Some lines of these records may hold the word "Estimate"; state how many, using only the number.

▶ [Data]:
● ● ● ●
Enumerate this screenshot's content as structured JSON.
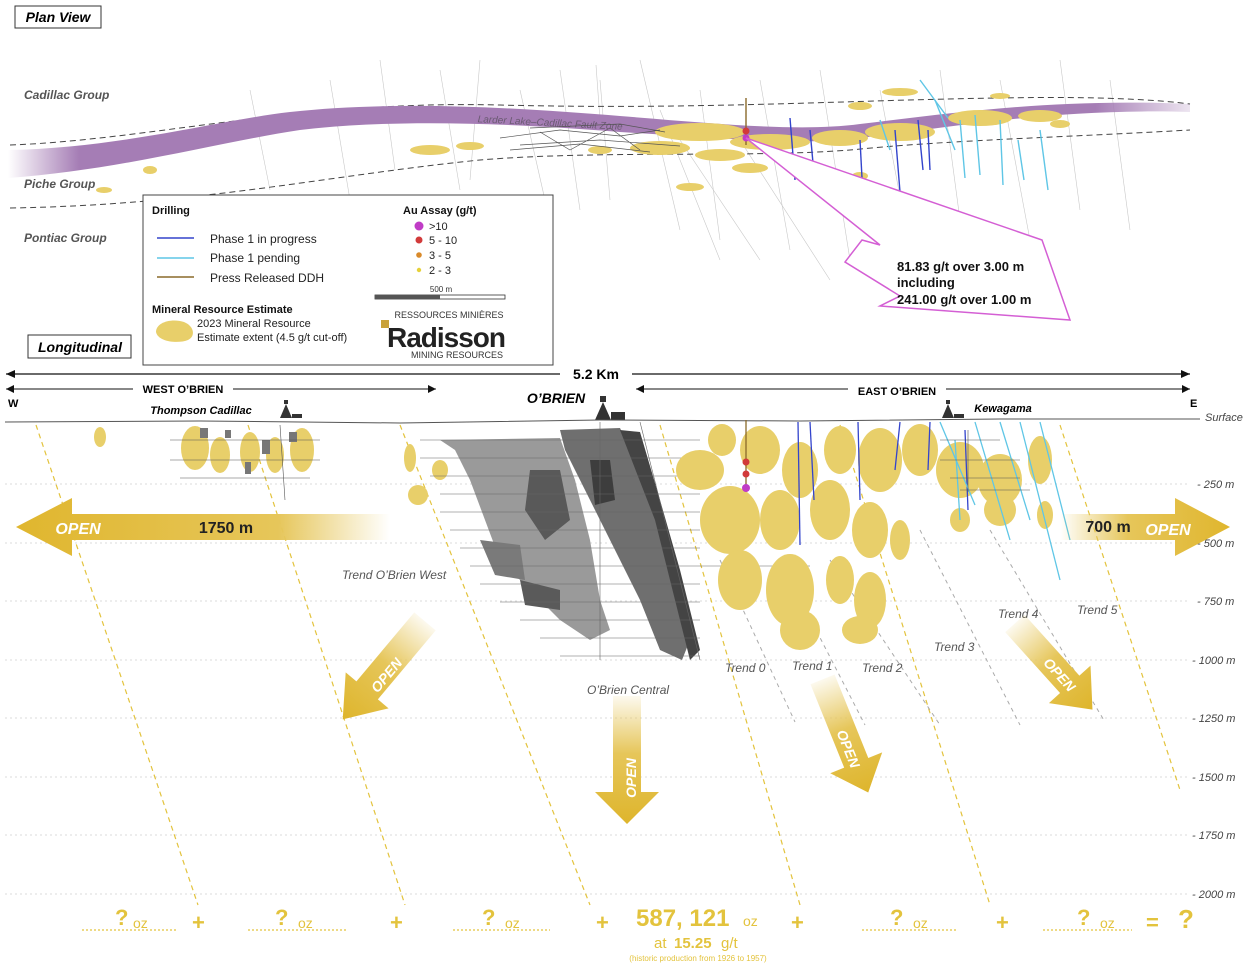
{
  "plan_view": {
    "title": "Plan View",
    "groups": [
      "Cadillac Group",
      "Piche Group",
      "Pontiac Group"
    ],
    "fault_label": "Larder Lake–Cadillac Fault Zone"
  },
  "legend": {
    "drilling_title": "Drilling",
    "drilling_items": [
      {
        "label": "Phase 1 in progress",
        "color": "#3344cc"
      },
      {
        "label": "Phase 1 pending",
        "color": "#5fc6e6"
      },
      {
        "label": "Press Released DDH",
        "color": "#8a6a2a"
      }
    ],
    "assay_title": "Au Assay (g/t)",
    "assay_items": [
      {
        "label": ">10",
        "color": "#c03cc6"
      },
      {
        "label": "5 - 10",
        "color": "#d23a3a"
      },
      {
        "label": "3 - 5",
        "color": "#d98a2a"
      },
      {
        "label": "2 - 3",
        "color": "#e6d13a"
      }
    ],
    "scale_label": "500 m",
    "mre_title": "Mineral Resource Estimate",
    "mre_line1": "2023 Mineral Resource",
    "mre_line2": "Estimate extent (4.5  g/t cut-off)"
  },
  "logo": {
    "top": "RESSOURCES MINIÈRES",
    "name": "Radisson",
    "bottom": "MINING RESOURCES"
  },
  "callout": {
    "line1": "81.83 g/t over 3.00 m",
    "line2": "including",
    "line3": "241.00 g/t over 1.00 m"
  },
  "longitudinal": {
    "title": "Longitudinal",
    "length": "5.2 Km",
    "west_label": "WEST O’BRIEN",
    "east_label": "EAST O’BRIEN",
    "w": "W",
    "e": "E",
    "sites": [
      "Thompson Cadillac",
      "O’BRIEN",
      "Kewagama"
    ],
    "surface": "Surface",
    "depths": [
      "- 250 m",
      "- 500 m",
      "- 750 m",
      "- 1000 m",
      "- 1250 m",
      "- 1500 m",
      "- 1750 m",
      "- 2000 m"
    ],
    "open": "OPEN",
    "west_open_dist": "1750 m",
    "east_open_dist": "700 m",
    "trends": [
      "Trend O’Brien West",
      "O’Brien Central",
      "Trend 0",
      "Trend 1",
      "Trend 2",
      "Trend 3",
      "Trend 4",
      "Trend 5"
    ]
  },
  "summary": {
    "unknown": "?",
    "oz": "oz",
    "plus": "+",
    "equals": "=",
    "production_value": "587, 121",
    "production_at": "at",
    "grade": "15.25",
    "grade_unit": "g/t",
    "historic_note": "(historic production from 1926 to 1957)"
  },
  "colors": {
    "gold": "#e8cf6a",
    "gold_text": "#e3c33d",
    "fault": "#a57db5"
  }
}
● ● ● ●
▶ [Exercise answer]: 2